Determine how many lines hold "bullet" and give only that number.

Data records
* START *

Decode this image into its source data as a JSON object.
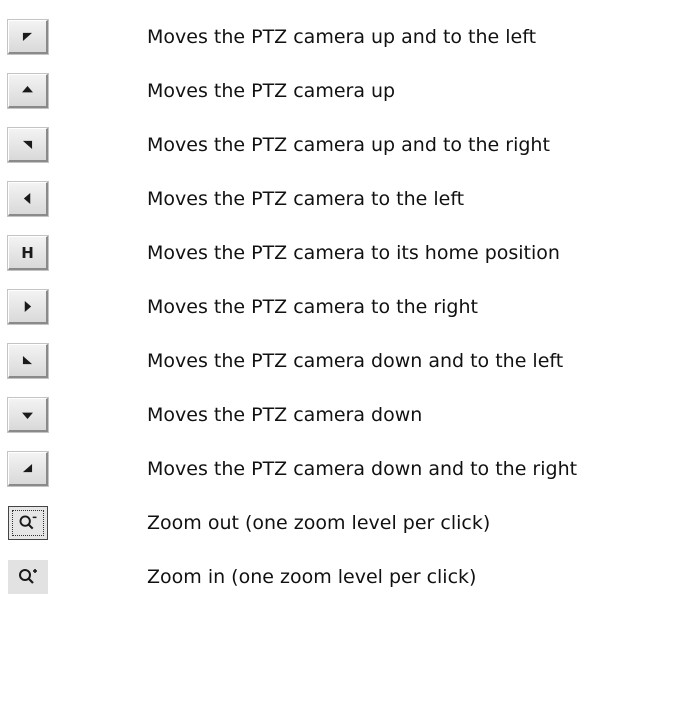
{
  "rows": [
    {
      "icon": "pan-up-left-icon",
      "description": "Moves the PTZ camera up and to the left"
    },
    {
      "icon": "pan-up-icon",
      "description": "Moves the PTZ camera up"
    },
    {
      "icon": "pan-up-right-icon",
      "description": "Moves the PTZ camera up and to the right"
    },
    {
      "icon": "pan-left-icon",
      "description": "Moves the PTZ camera to the left"
    },
    {
      "icon": "home-icon",
      "label": "H",
      "description": "Moves the PTZ camera to its home position"
    },
    {
      "icon": "pan-right-icon",
      "description": "Moves the PTZ camera to the right"
    },
    {
      "icon": "pan-down-left-icon",
      "description": "Moves the PTZ camera down and to the left"
    },
    {
      "icon": "pan-down-icon",
      "description": "Moves the PTZ camera down"
    },
    {
      "icon": "pan-down-right-icon",
      "description": "Moves the PTZ camera down and to the right"
    },
    {
      "icon": "zoom-out-icon",
      "description": "Zoom out (one zoom level per click)"
    },
    {
      "icon": "zoom-in-icon",
      "description": "Zoom in (one zoom level per click)"
    }
  ]
}
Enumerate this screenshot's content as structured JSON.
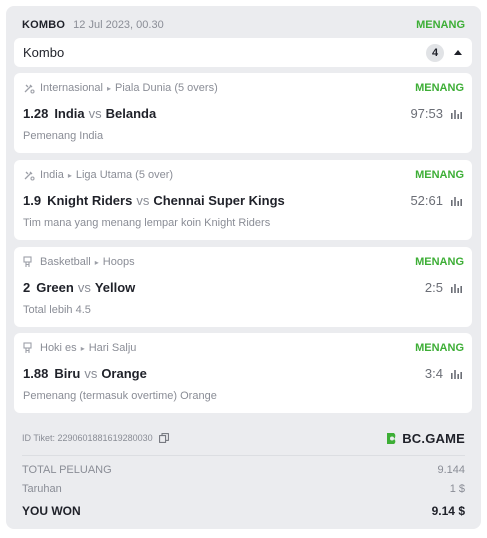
{
  "header": {
    "type": "KOMBO",
    "date": "12 Jul 2023, 00.30",
    "status": "MENANG"
  },
  "combo": {
    "title": "Kombo",
    "count": "4"
  },
  "bets": [
    {
      "sport_icon": "cricket-icon",
      "sport": "Internasional",
      "league": "Piala Dunia (5 overs)",
      "status": "MENANG",
      "odds": "1.28",
      "home": "India",
      "vs": "vs",
      "away": "Belanda",
      "score": "97:53",
      "pick": "Pemenang India"
    },
    {
      "sport_icon": "cricket-icon",
      "sport": "India",
      "league": "Liga Utama (5 over)",
      "status": "MENANG",
      "odds": "1.9",
      "home": "Knight Riders",
      "vs": "vs",
      "away": "Chennai Super Kings",
      "score": "52:61",
      "pick": "Tim mana yang menang lempar koin Knight Riders"
    },
    {
      "sport_icon": "basketball-icon",
      "sport": "Basketball",
      "league": "Hoops",
      "status": "MENANG",
      "odds": "2",
      "home": "Green",
      "vs": "vs",
      "away": "Yellow",
      "score": "2:5",
      "pick": "Total lebih 4.5"
    },
    {
      "sport_icon": "hockey-icon",
      "sport": "Hoki es",
      "league": "Hari Salju",
      "status": "MENANG",
      "odds": "1.88",
      "home": "Biru",
      "vs": "vs",
      "away": "Orange",
      "score": "3:4",
      "pick": "Pemenang (termasuk overtime) Orange"
    }
  ],
  "ticket": {
    "id": "ID Tiket: 2290601881619280030",
    "brand": "BC.GAME"
  },
  "summary": {
    "total_odds_label": "TOTAL PELUANG",
    "total_odds": "9.144",
    "stake_label": "Taruhan",
    "stake": "1 $",
    "won_label": "YOU WON",
    "won": "9.14 $"
  },
  "colors": {
    "win": "#3dae36",
    "card_bg": "#ebecef",
    "brand": "#3dae36"
  }
}
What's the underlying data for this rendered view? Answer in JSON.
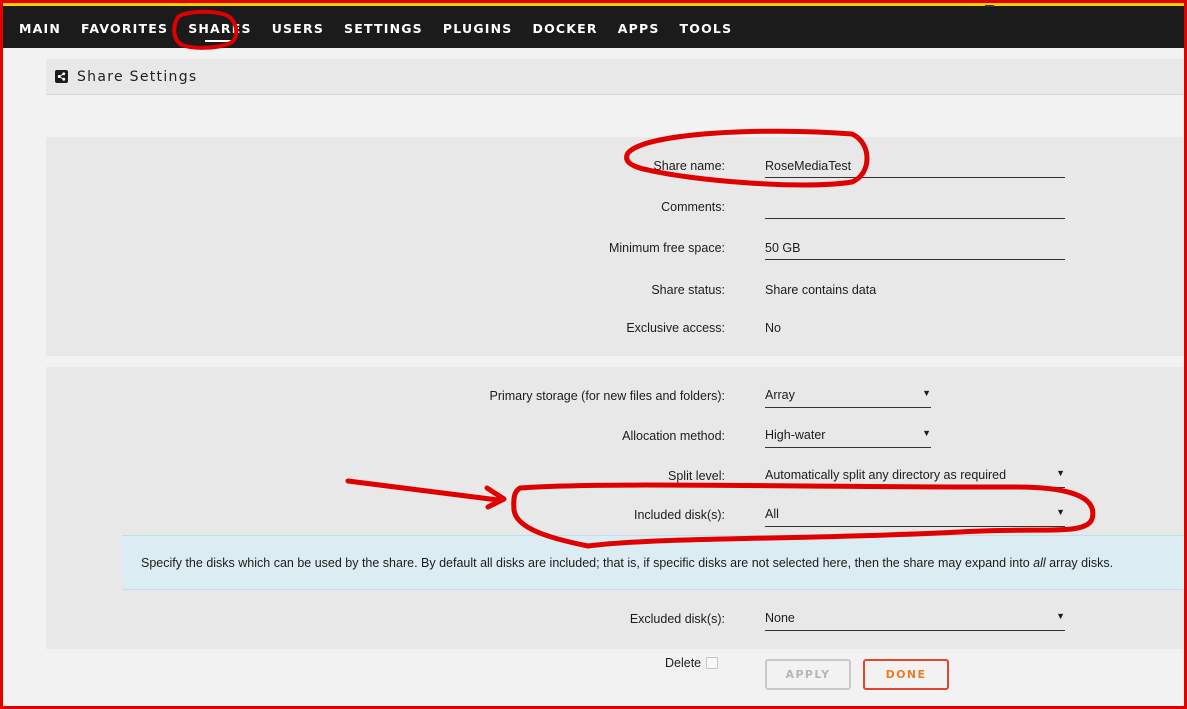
{
  "nav": {
    "items": [
      {
        "label": "MAIN"
      },
      {
        "label": "FAVORITES"
      },
      {
        "label": "SHARES"
      },
      {
        "label": "USERS"
      },
      {
        "label": "SETTINGS"
      },
      {
        "label": "PLUGINS"
      },
      {
        "label": "DOCKER"
      },
      {
        "label": "APPS"
      },
      {
        "label": "TOOLS"
      }
    ],
    "active": "SHARES"
  },
  "header": {
    "title": "Share Settings",
    "icon": "share-icon"
  },
  "general": {
    "share_name_label": "Share name:",
    "share_name_value": "RoseMediaTest",
    "comments_label": "Comments:",
    "comments_value": "",
    "min_free_label": "Minimum free space:",
    "min_free_value": "50 GB",
    "status_label": "Share status:",
    "status_value": "Share contains data",
    "exclusive_label": "Exclusive access:",
    "exclusive_value": "No"
  },
  "storage": {
    "primary_label": "Primary storage (for new files and folders):",
    "primary_value": "Array",
    "allocation_label": "Allocation method:",
    "allocation_value": "High-water",
    "split_label": "Split level:",
    "split_value": "Automatically split any directory as required",
    "included_label": "Included disk(s):",
    "included_value": "All",
    "help_before": "Specify the disks which can be used by the share. By default all disks are included; that is, if specific disks are not selected here, then the share may expand into ",
    "help_em": "all",
    "help_after": " array disks.",
    "excluded_label": "Excluded disk(s):",
    "excluded_value": "None"
  },
  "footer": {
    "delete_label": "Delete",
    "apply_label": "APPLY",
    "done_label": "DONE"
  },
  "colors": {
    "annotation": "#e00000",
    "navbar": "#1c1b1b",
    "done_border": "#e8442a",
    "done_text": "#ee7b22"
  }
}
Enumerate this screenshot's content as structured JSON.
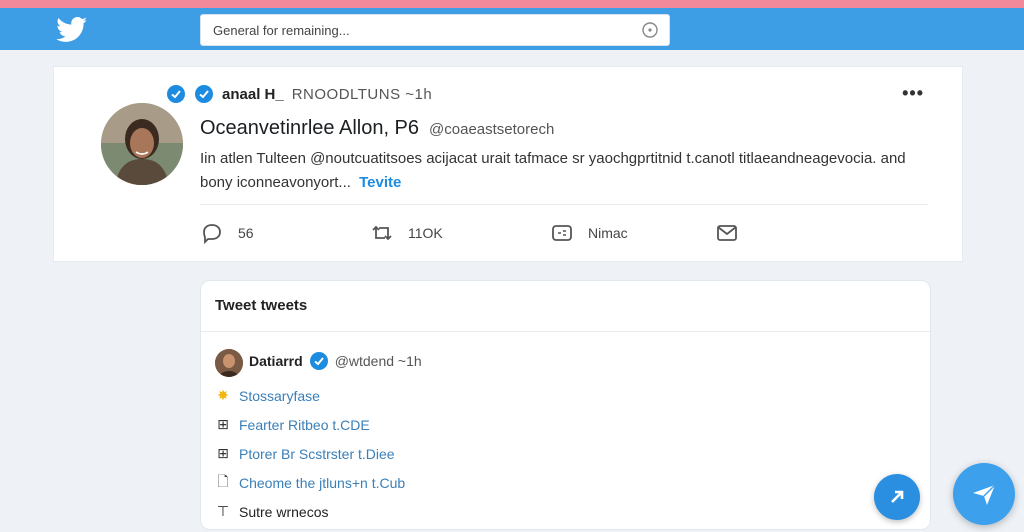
{
  "app": {
    "brand_color": "#3d9ee6",
    "accent_stripe": "#f2899b"
  },
  "header": {
    "logo_icon": "twitter-bird-icon",
    "search": {
      "placeholder": "General for remaining...",
      "icon": "search-icon"
    }
  },
  "tweet": {
    "display_name": "anaal H_",
    "handle_time": "RNOODLTUNS ~1h",
    "headline": "Oceanvetinrlee Allon, P6",
    "headline_handle": "@coaeastsetorech",
    "body": "Iin atlen Tulteen @noutcuatitsoes acijacat urait tafmace sr yaochgprtitnid t.canotl titlaeandneagevocia. and bony iconneavonyort...",
    "more_label": "Tevite",
    "more_icon": "more-dots-icon",
    "actions": {
      "reply": {
        "icon": "reply-icon",
        "count": "56"
      },
      "retweet": {
        "icon": "retweet-icon",
        "count": "11OK"
      },
      "like": {
        "icon": "gif-icon",
        "count": "Nimac"
      },
      "share": {
        "icon": "mail-icon"
      }
    }
  },
  "panel": {
    "title": "Tweet tweets",
    "author": "Datiarrd",
    "handle_time": "@wtdend ~1h",
    "items": [
      {
        "bullet": "✸",
        "label": "Stossaryfase"
      },
      {
        "bullet": "⊞",
        "label": "Fearter Ritbeo t.CDE"
      },
      {
        "bullet": "⊞",
        "label": "Ptorer Br Scstrster t.Diee"
      },
      {
        "bullet": "🗋",
        "label": "Cheome the jtluns+n t.Cub"
      },
      {
        "bullet": "⊤",
        "label": "Sutre wrnecos"
      }
    ]
  },
  "fab": {
    "small_icon": "arrow-icon",
    "large_icon": "send-icon"
  }
}
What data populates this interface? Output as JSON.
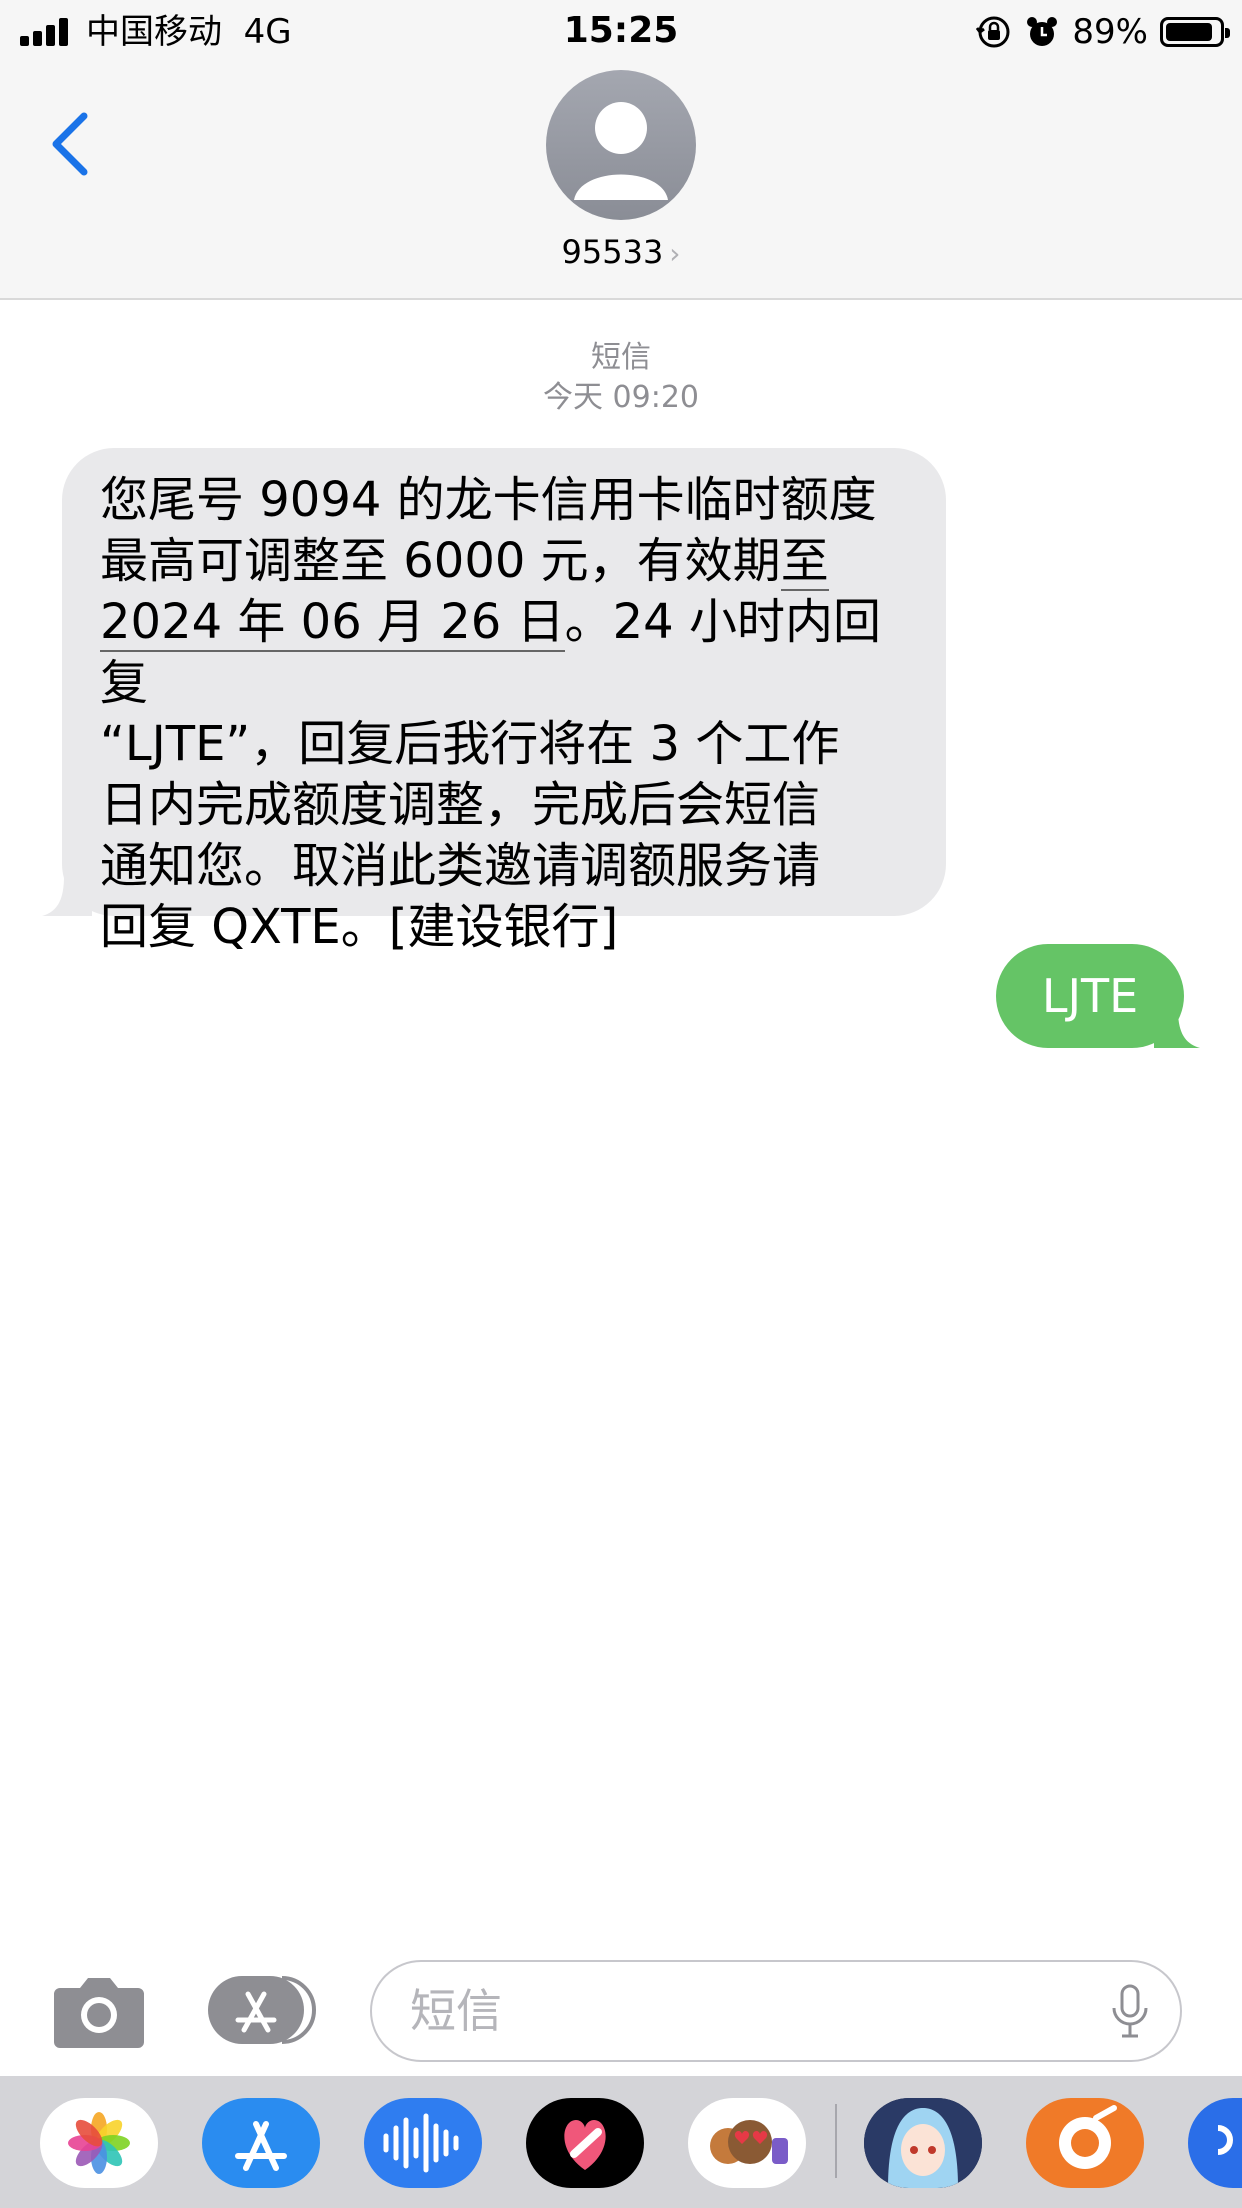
{
  "status_bar": {
    "carrier": "中国移动",
    "network": "4G",
    "time": "15:25",
    "battery_percent": "89%",
    "battery_level": 0.89,
    "icons": [
      "signal-icon",
      "orientation-lock-icon",
      "alarm-icon",
      "battery-icon"
    ]
  },
  "nav": {
    "back_icon": "chevron-left-icon",
    "contact_name": "95533",
    "contact_chevron": "›",
    "avatar_icon": "person-silhouette-icon"
  },
  "conversation": {
    "label": "短信",
    "timestamp": "今天 09:20",
    "incoming": {
      "text_before": "您尾号 9094 的龙卡信用卡临时额度\n最高可调整至 6000 元，有效期",
      "text_link": "至\n2024 年 06 月 26 日",
      "text_after": "。24 小时内回复\n“LJTE”，回复后我行将在 3 个工作\n日内完成额度调整，完成后会短信\n通知您。取消此类邀请调额服务请\n回复 QXTE。[建设银行]"
    },
    "outgoing": {
      "text": "LJTE"
    }
  },
  "input_bar": {
    "placeholder": "短信",
    "camera_icon": "camera-icon",
    "apps_icon": "app-store-icon",
    "mic_icon": "microphone-icon"
  },
  "app_drawer": {
    "apps": [
      "photos-icon",
      "app-store-icon",
      "audio-message-icon",
      "digital-touch-icon",
      "memoji-icon",
      "anime-sticker-icon",
      "qq-browser-icon",
      "partial-app-icon"
    ]
  },
  "colors": {
    "accent_blue": "#1a73e8",
    "incoming_bubble": "#e9e9eb",
    "outgoing_bubble": "#65c466",
    "header_bg": "#f6f6f6",
    "secondary_text": "#8e8e93"
  }
}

* END *

▶ Solution to this problem: 5